What to produce:
Restate the data below word for word. Skip any images it contains.

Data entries
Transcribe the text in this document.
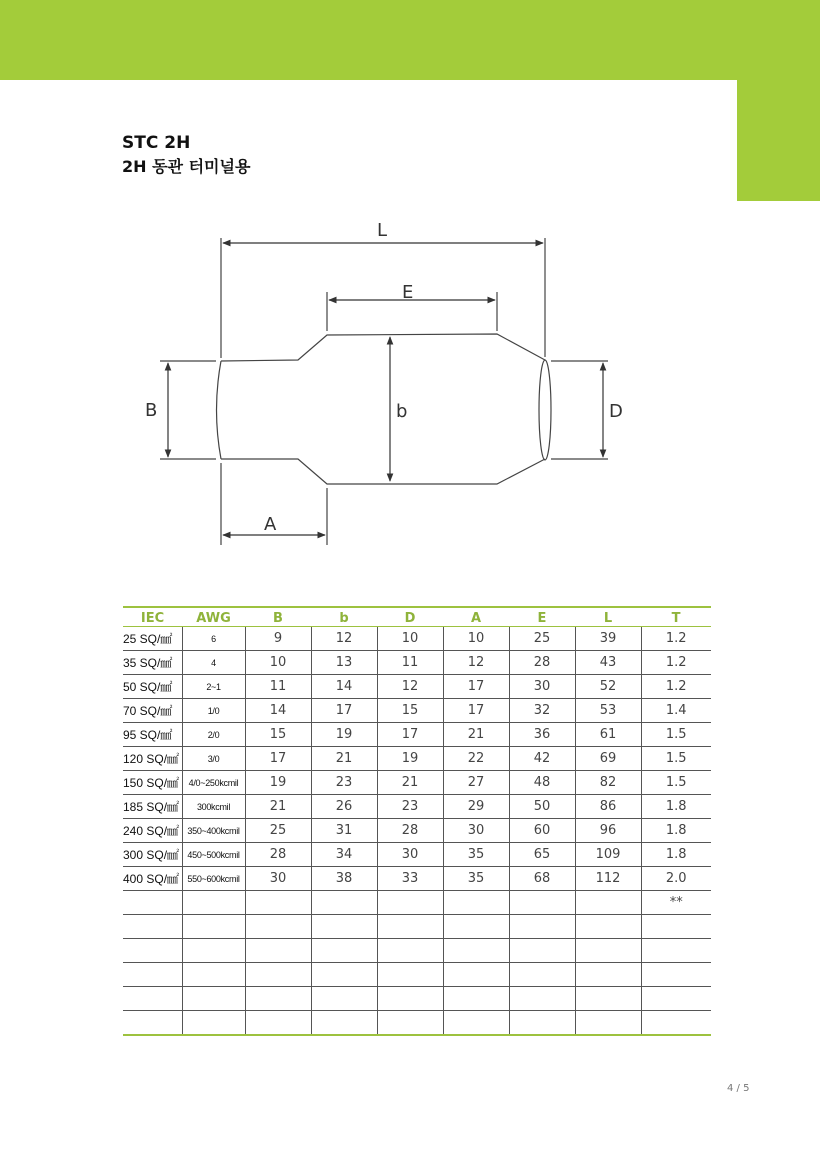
STC 2H
2H 동관 터미널용
L
E
B	b	D
A
IEC	AWG	B	b	D	A	E	L	T
25 SQ/㎟	6	9	12	10	10	25	39	1.2
35 SQ/㎟	4	10	13	11	12	28	43	1.2
50 SQ/㎟	2~1	11	14	12	17	30	52	1.2
70 SQ/㎟	1/0	14	17	15	17	32	53	1.4
95 SQ/㎟	2/0	15	19	17	21	36	61	1.5
120 SQ/㎟	3/0	17	21	19	22	42	69	1.5
150 SQ/㎟	4/0~250kcmil	19	23	21	27	48	82	1.5
185 SQ/㎟	300kcmil	21	26	23	29	50	86	1.8
240 SQ/㎟	350~400kcmil	25	31	28	30	60	96	1.8
300 SQ/㎟	450~500kcmil	28	34	30	35	65	109	1.8
400 SQ/㎟	550~600kcmil	30	38	33	35	68	112	2.0
								**

4 / 5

Answer to the exercise:
Transcribe the text in this document.
STC 2H
2H 동관 터미널용
L
E
B	b	D
A
IEC	AWG	B	b	D	A	E	L	T
25 SQ/㎟	6	9	12	10	10	25	39	1.2
35 SQ/㎟	4	10	13	11	12	28	43	1.2
50 SQ/㎟	2~1	11	14	12	17	30	52	1.2
70 SQ/㎟	1/0	14	17	15	17	32	53	1.4
95 SQ/㎟	2/0	15	19	17	21	36	61	1.5
120 SQ/㎟	3/0	17	21	19	22	42	69	1.5
150 SQ/㎟	4/0~250kcmil	19	23	21	27	48	82	1.5
185 SQ/㎟	300kcmil	21	26	23	29	50	86	1.8
240 SQ/㎟	350~400kcmil	25	31	28	30	60	96	1.8
300 SQ/㎟	450~500kcmil	28	34	30	35	65	109	1.8
400 SQ/㎟	550~600kcmil	30	38	33	35	68	112	2.0
								**

4 / 5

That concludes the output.